- [Complete the following]:
- 1) In the tablet thread, what operating system does the Motorola phone run?
- 2) Reproduce word for word the part of the tablet thread that begins at the words "## Transk53 (Apr 20, 2014)" and ends after the words "looksie at that.".

- [Text to read]:
========================================

# Tablets



## Transk53 (Apr 19, 2014)

Hi Peeps, I will soon be in the market for tablet. I do not want a iPad though, just a 10" tablet with preferably Android 4.3.x (Jelly Bean) or 4.4 (KitKat). Do any of you peeps have a tablet with these specs and what is it like. Usage will be for light surfing and MP3/4's. Could anybody recommend a non owned model also?


----------



## bluewaveschool (Apr 19, 2014)

Get a Galaxy.  Wife has an old Tab 2 (7in running Android 4.0) that has been great, done everything, going strong after 2+ years.  I'm upgrading her this summer to a 10" tablet.


----------



## Transk53 (Apr 20, 2014)

bluewaveschool said:


> Get a Galaxy.  Wife has an old Tab 2 (7in running Android 4.0) that has been great, done everything, going strong after 2+ years.  I'm upgrading her this summer to a 10" tablet.



Thanks, I'll have a looksie at that.


----------



## Carol (Apr 21, 2014)

The Galaxy is a sweet device.  I have an iPad, but if I were looking for an Android tablet, I'd personally go with the Galaxy.

Go with Kit Kat, if possible.  Google and the manufacturers pick and choose which devices will get what updates; the operating system that you buy might be what you run for the life of the device.   My Motorola phone, for example, runs Jelly Bean, but Motorola has confirmed it will not be upgraded to Kit Kat.


----------



## Transk53 (Apr 22, 2014)

Carol said:


> The Galaxy is a sweet device.  I have an iPad, but if I were looking for an Android tablet, I'd personally go with the Galaxy.
> 
> Go with Kit Kat, if possible.  Google and the manufacturers pick and choose which devices will get what updates; the operating system that you buy might be what you run for the life of the device.   My Motorola phone, for example, runs Jelly Bean, but Motorola has confirmed it will not be upgraded to Kit Kat.



Always been the same with Android devices. Should have a Core I5 lappy soon, so I may veer towards a Windows based OS tablet if that does not happen.


----------



## jezr74 (Apr 22, 2014)

Transk53 said:


> Always been the same with Android devices. Should have a Core I5 lappy soon, so I may veer towards a Windows based OS tablet if that does not happen.

========================================

- [Entries provided]:
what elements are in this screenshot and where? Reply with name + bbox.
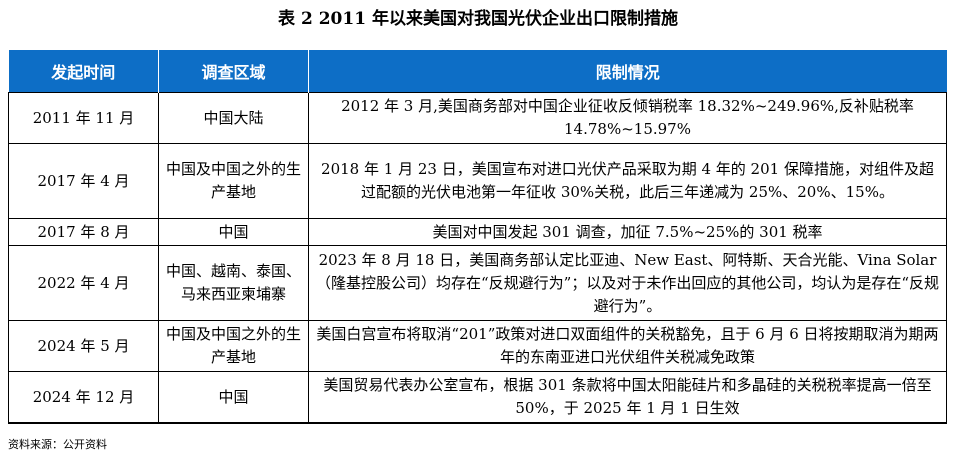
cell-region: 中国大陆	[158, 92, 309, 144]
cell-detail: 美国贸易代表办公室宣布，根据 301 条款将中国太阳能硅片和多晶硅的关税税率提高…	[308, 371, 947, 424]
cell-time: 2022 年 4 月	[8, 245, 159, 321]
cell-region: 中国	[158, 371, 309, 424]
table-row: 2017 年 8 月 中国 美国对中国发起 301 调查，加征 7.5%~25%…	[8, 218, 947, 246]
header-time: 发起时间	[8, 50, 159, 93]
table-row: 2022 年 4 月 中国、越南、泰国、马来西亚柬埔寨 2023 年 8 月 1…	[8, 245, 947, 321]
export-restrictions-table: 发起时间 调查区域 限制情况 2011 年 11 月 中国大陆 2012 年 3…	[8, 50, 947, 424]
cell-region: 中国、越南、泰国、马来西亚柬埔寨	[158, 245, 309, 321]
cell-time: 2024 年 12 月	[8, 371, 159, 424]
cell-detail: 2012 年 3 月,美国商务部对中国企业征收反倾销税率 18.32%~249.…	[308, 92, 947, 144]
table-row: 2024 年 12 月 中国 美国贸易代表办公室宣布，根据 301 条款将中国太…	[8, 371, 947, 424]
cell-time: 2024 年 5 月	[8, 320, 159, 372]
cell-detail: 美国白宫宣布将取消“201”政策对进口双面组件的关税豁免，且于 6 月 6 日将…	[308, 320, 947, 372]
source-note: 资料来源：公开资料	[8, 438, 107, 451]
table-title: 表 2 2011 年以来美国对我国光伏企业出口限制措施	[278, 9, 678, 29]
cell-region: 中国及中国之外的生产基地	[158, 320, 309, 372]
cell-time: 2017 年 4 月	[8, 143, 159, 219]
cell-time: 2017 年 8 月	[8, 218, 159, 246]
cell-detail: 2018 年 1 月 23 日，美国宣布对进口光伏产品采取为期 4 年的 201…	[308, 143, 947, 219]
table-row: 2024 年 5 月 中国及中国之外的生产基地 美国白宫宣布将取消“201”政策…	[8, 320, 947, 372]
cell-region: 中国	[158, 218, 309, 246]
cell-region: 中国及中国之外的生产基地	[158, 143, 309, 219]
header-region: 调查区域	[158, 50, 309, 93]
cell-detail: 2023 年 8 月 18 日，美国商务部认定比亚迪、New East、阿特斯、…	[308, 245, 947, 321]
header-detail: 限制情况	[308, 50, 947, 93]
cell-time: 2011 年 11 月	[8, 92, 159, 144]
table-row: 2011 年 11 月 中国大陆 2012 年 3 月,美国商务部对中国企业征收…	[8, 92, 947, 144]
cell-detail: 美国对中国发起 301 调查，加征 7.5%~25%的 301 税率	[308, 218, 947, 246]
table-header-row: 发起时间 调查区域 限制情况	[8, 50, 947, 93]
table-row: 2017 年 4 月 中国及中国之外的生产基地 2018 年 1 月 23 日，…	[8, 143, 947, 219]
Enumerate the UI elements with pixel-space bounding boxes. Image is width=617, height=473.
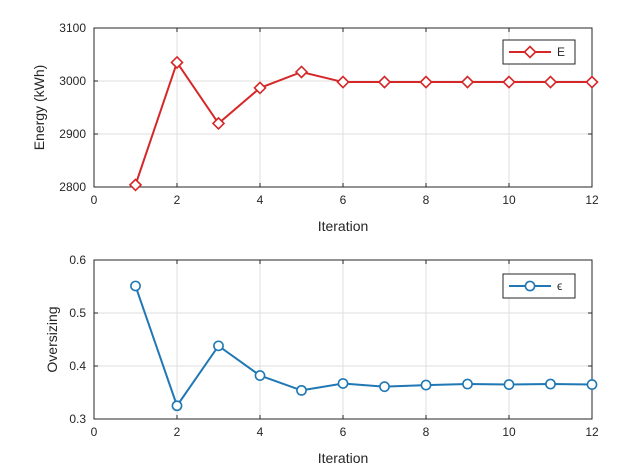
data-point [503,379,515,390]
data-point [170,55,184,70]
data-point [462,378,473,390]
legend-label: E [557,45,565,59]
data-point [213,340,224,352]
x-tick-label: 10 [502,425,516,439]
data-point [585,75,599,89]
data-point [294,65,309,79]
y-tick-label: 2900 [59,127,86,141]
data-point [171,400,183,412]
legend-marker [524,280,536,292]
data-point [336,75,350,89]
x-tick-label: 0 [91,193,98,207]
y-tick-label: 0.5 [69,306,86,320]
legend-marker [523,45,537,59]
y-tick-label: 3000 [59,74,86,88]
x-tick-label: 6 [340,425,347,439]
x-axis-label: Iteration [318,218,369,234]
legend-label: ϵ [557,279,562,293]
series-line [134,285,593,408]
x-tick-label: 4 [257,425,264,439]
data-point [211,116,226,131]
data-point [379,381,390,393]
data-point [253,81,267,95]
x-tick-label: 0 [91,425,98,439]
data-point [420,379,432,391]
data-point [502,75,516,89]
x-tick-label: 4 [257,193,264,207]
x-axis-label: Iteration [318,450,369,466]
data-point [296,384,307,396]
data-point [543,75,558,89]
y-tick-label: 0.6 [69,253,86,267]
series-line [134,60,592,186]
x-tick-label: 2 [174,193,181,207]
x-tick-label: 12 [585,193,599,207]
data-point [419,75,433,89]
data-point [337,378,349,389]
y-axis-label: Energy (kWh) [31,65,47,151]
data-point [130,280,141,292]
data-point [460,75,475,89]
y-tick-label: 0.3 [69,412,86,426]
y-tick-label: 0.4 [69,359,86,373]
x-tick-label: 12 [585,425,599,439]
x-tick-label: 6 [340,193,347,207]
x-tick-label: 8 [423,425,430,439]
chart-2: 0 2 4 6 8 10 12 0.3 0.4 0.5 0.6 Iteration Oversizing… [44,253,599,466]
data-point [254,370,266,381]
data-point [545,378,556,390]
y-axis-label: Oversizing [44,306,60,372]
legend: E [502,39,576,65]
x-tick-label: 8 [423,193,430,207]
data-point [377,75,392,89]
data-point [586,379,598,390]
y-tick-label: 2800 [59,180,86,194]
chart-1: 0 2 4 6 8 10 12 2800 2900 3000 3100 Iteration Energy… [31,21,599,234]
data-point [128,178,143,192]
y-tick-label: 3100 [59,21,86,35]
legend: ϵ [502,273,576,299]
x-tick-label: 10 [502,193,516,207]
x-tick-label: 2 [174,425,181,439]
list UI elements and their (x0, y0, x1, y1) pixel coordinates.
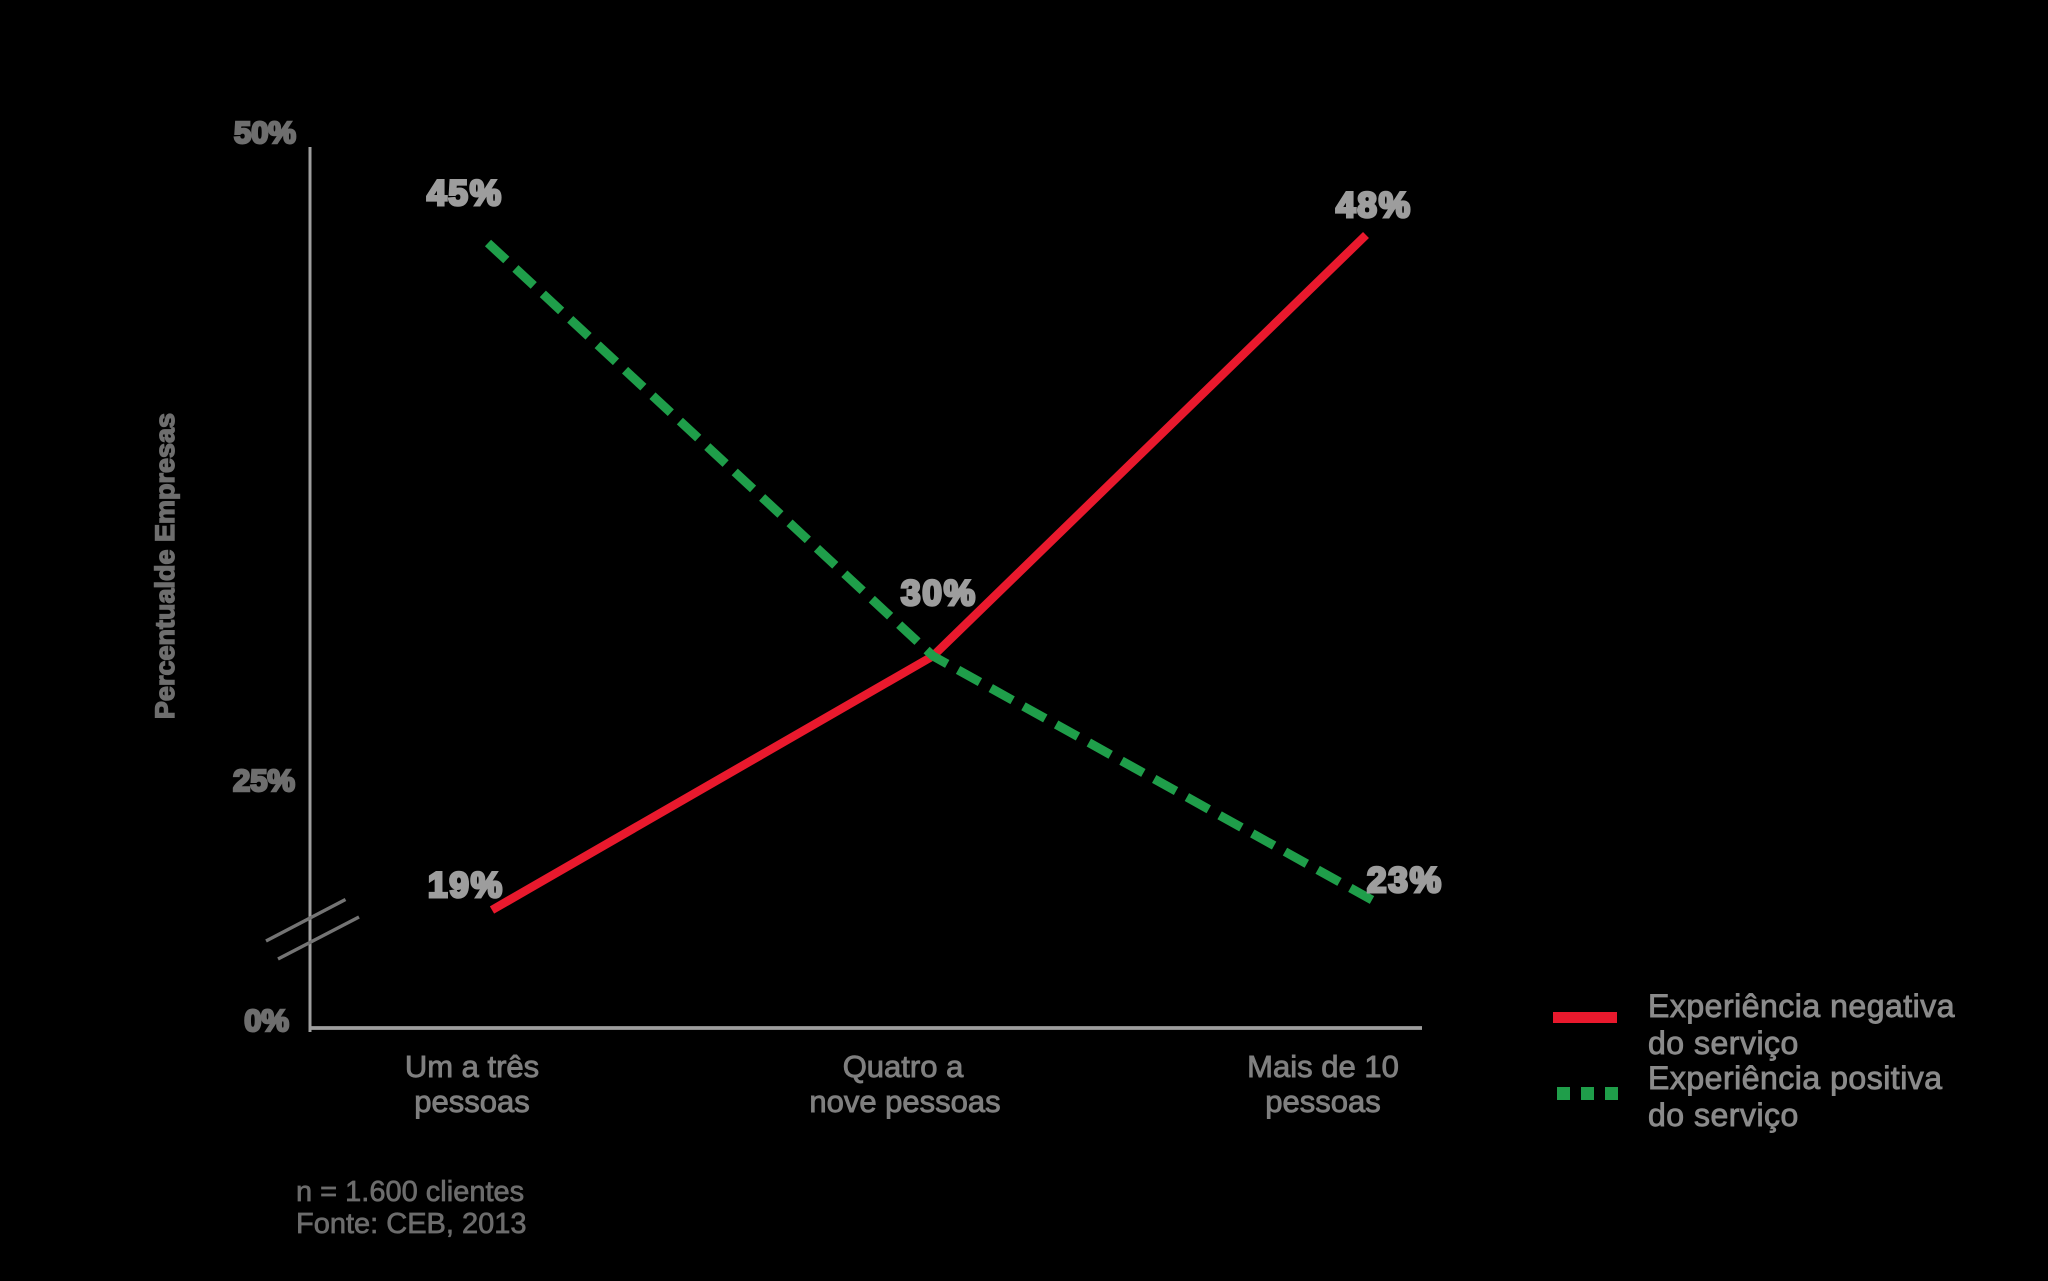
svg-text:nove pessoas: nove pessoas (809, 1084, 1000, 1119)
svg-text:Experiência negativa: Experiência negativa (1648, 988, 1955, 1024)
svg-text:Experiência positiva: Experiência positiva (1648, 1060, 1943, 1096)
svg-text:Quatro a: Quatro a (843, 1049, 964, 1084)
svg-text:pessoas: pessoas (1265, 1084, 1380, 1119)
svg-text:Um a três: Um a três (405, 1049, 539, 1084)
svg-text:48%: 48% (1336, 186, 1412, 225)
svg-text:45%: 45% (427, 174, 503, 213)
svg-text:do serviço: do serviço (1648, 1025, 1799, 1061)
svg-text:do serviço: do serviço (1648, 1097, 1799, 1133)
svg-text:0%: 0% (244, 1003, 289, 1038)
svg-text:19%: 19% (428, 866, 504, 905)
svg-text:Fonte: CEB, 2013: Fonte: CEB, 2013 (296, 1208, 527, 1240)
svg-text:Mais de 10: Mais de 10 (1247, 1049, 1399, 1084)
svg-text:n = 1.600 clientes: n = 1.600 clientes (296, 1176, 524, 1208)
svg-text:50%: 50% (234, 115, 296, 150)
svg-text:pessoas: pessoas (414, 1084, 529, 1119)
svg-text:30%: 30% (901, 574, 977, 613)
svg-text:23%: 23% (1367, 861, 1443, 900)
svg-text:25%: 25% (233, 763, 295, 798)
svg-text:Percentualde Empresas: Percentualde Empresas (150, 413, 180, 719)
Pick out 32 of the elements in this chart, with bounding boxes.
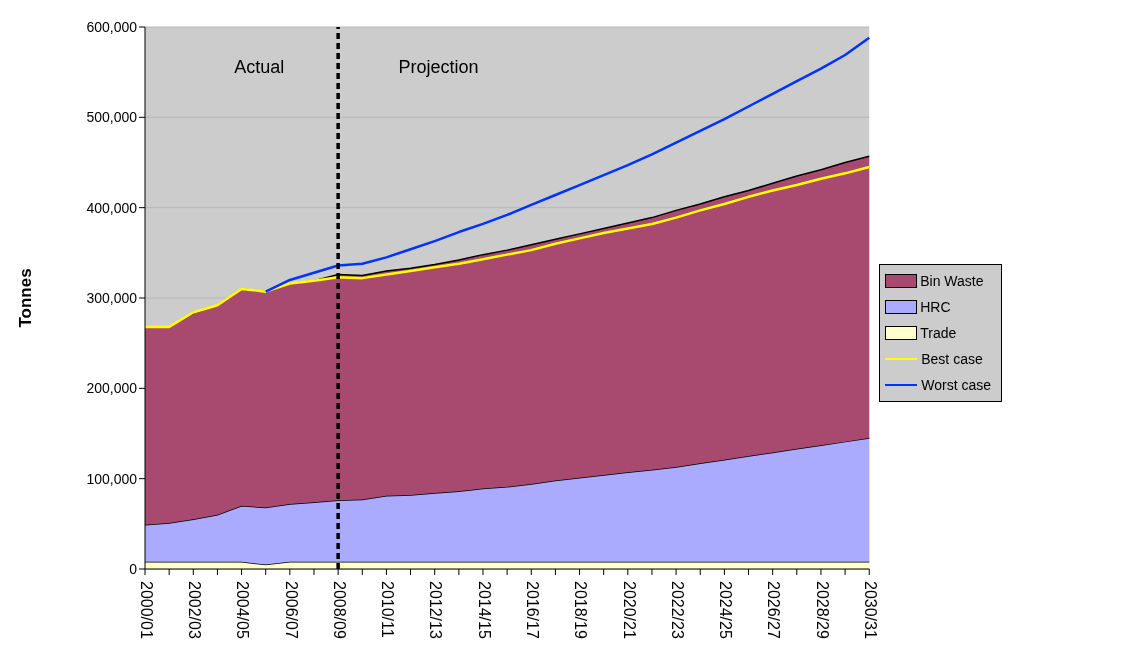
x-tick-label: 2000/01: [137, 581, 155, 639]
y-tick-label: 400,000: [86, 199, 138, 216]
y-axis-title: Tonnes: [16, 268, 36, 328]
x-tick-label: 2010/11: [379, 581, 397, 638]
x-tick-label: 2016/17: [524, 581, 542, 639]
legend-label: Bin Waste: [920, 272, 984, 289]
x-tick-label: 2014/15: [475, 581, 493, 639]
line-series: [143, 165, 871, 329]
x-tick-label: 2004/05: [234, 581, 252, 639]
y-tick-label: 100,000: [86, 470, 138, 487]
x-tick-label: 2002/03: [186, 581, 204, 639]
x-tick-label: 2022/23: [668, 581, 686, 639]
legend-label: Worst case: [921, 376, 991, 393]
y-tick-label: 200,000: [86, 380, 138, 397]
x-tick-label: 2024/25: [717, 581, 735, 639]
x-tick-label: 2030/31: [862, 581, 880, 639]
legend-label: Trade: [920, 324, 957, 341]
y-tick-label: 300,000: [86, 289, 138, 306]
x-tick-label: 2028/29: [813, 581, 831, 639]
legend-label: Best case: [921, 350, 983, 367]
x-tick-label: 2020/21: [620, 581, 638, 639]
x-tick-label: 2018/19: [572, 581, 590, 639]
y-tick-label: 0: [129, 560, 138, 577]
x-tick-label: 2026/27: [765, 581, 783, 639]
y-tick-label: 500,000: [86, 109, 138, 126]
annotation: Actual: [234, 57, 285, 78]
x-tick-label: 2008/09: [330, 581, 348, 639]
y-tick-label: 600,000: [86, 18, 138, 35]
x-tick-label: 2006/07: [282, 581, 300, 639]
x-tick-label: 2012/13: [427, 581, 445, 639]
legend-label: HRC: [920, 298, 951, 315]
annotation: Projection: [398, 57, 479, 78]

========================================

- [Outputs]:
- 1) Jelly Bean.

- 2)
## Transk53 (Apr 20, 2014)

bluewaveschool said:


> Get a Galaxy.  Wife has an old Tab 2 (7in running Android 4.0) that has been great, done everything, going strong after 2+ years.  I'm upgrading her this summer to a 10" tablet.



Thanks, I'll have a looksie at that.